■ Task statement ■
Restate the material word for word and leave out anything that is a picture.

■ Available records ■
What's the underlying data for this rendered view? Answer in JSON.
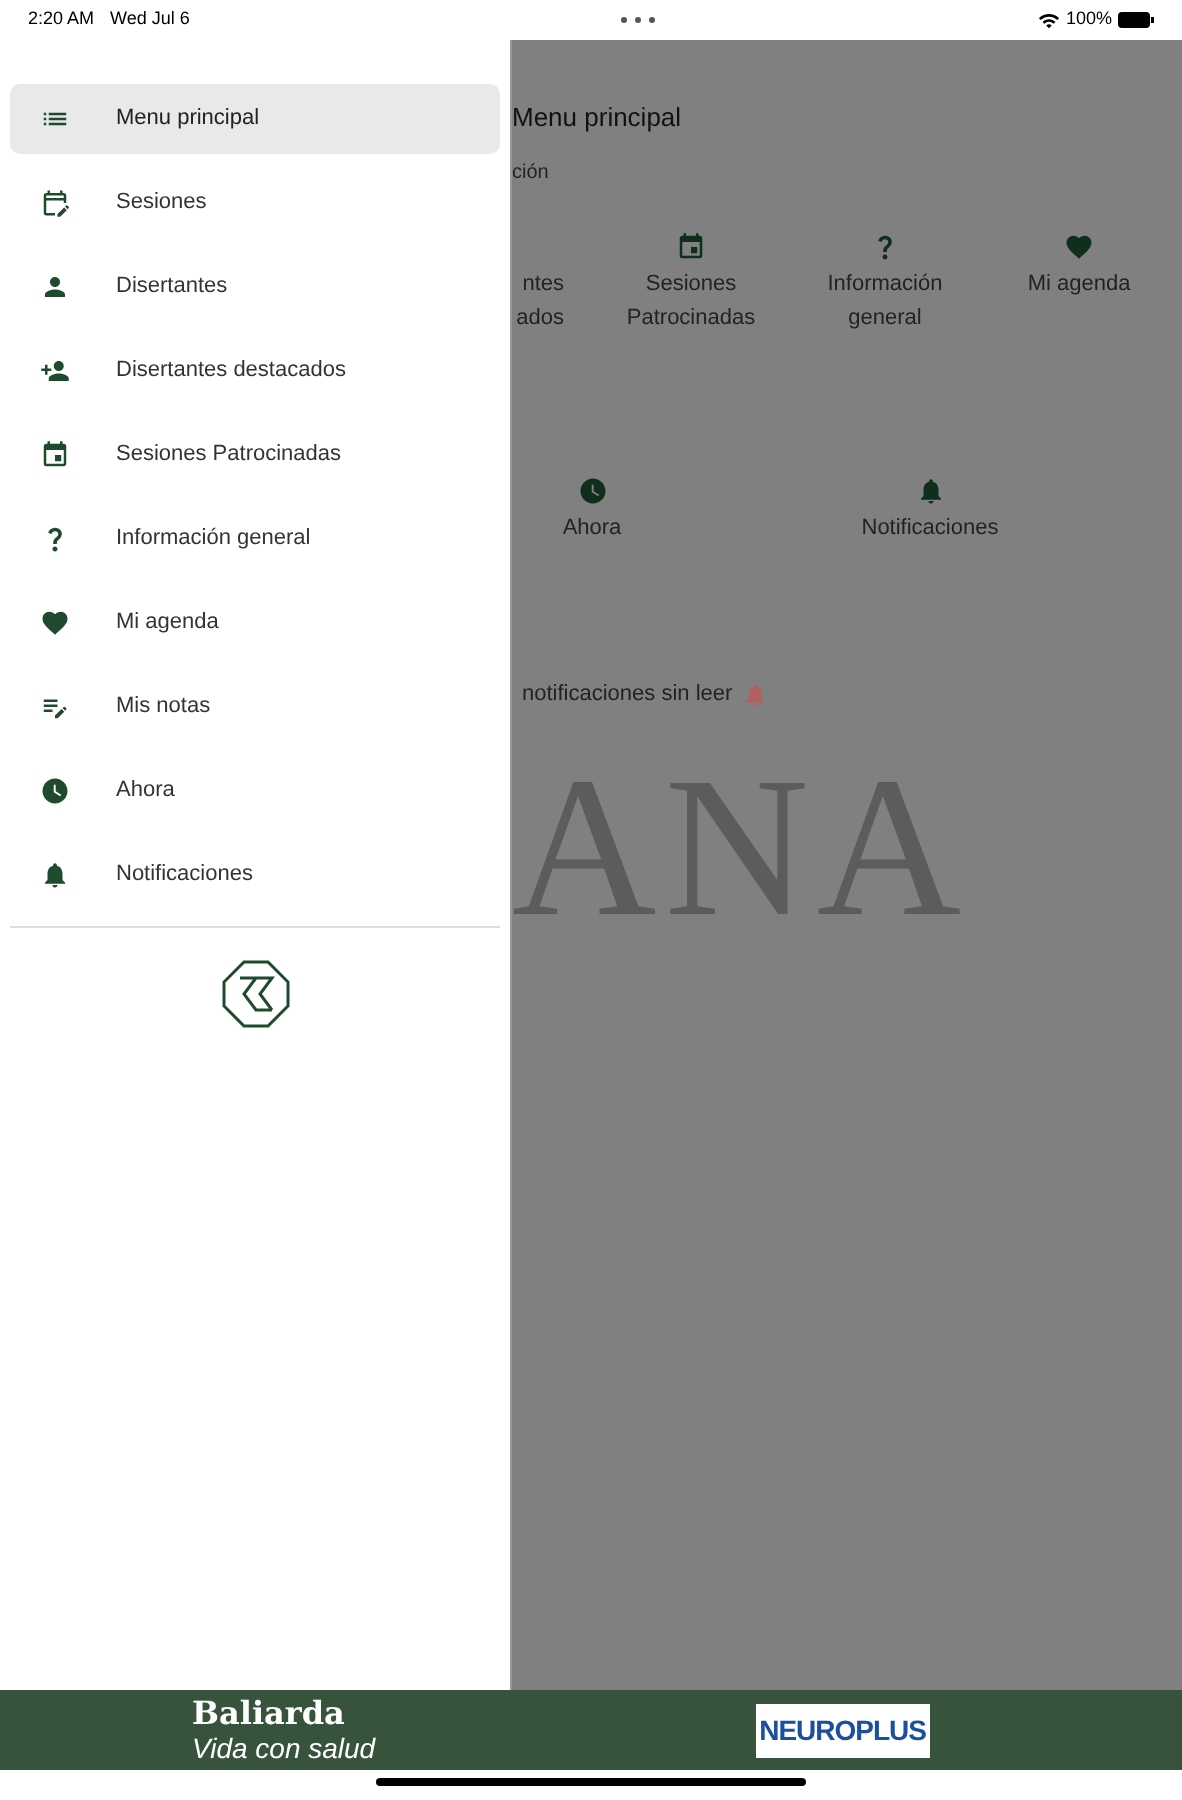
{
  "status_bar": {
    "time": "2:20 AM",
    "date": "Wed Jul 6",
    "battery": "100%"
  },
  "drawer": {
    "items": [
      {
        "label": "Menu principal",
        "selected": true
      },
      {
        "label": "Sesiones",
        "selected": false
      },
      {
        "label": "Disertantes",
        "selected": false
      },
      {
        "label": "Disertantes destacados",
        "selected": false
      },
      {
        "label": "Sesiones Patrocinadas",
        "selected": false
      },
      {
        "label": "Información general",
        "selected": false
      },
      {
        "label": "Mi agenda",
        "selected": false
      },
      {
        "label": "Mis notas",
        "selected": false
      },
      {
        "label": "Ahora",
        "selected": false
      },
      {
        "label": "Notificaciones",
        "selected": false
      }
    ]
  },
  "background_page": {
    "title": "Menu principal",
    "subtitle": "ción",
    "cut_tile": [
      "ntes",
      "ados"
    ],
    "tiles_row_1": [
      {
        "kind": "event",
        "label": "Sesiones Patrocinadas"
      },
      {
        "kind": "help",
        "label": "Información general"
      },
      {
        "kind": "heart",
        "label": "Mi agenda"
      }
    ],
    "tiles_row_2": [
      {
        "kind": "clock",
        "label": "Ahora"
      },
      {
        "kind": "bell",
        "label": "Notificaciones"
      }
    ],
    "notice": "notificaciones sin leer",
    "logo": "ANA"
  },
  "banner": {
    "brand": "Baliarda",
    "tagline": "Vida con salud",
    "product": "NEUROPLUS"
  }
}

■ Response for this exercise ■
What's the underlying data for this rendered view? Answer in JSON.
{
  "status_bar": {
    "time": "2:20 AM",
    "date": "Wed Jul 6",
    "battery": "100%"
  },
  "drawer": {
    "items": [
      {
        "label": "Menu principal",
        "selected": true
      },
      {
        "label": "Sesiones",
        "selected": false
      },
      {
        "label": "Disertantes",
        "selected": false
      },
      {
        "label": "Disertantes destacados",
        "selected": false
      },
      {
        "label": "Sesiones Patrocinadas",
        "selected": false
      },
      {
        "label": "Información general",
        "selected": false
      },
      {
        "label": "Mi agenda",
        "selected": false
      },
      {
        "label": "Mis notas",
        "selected": false
      },
      {
        "label": "Ahora",
        "selected": false
      },
      {
        "label": "Notificaciones",
        "selected": false
      }
    ]
  },
  "background_page": {
    "title": "Menu principal",
    "subtitle": "ción",
    "cut_tile": [
      "ntes",
      "ados"
    ],
    "tiles_row_1": [
      {
        "kind": "event",
        "label": "Sesiones Patrocinadas"
      },
      {
        "kind": "help",
        "label": "Información general"
      },
      {
        "kind": "heart",
        "label": "Mi agenda"
      }
    ],
    "tiles_row_2": [
      {
        "kind": "clock",
        "label": "Ahora"
      },
      {
        "kind": "bell",
        "label": "Notificaciones"
      }
    ],
    "notice": "notificaciones sin leer",
    "logo": "ANA"
  },
  "banner": {
    "brand": "Baliarda",
    "tagline": "Vida con salud",
    "product": "NEUROPLUS"
  }
}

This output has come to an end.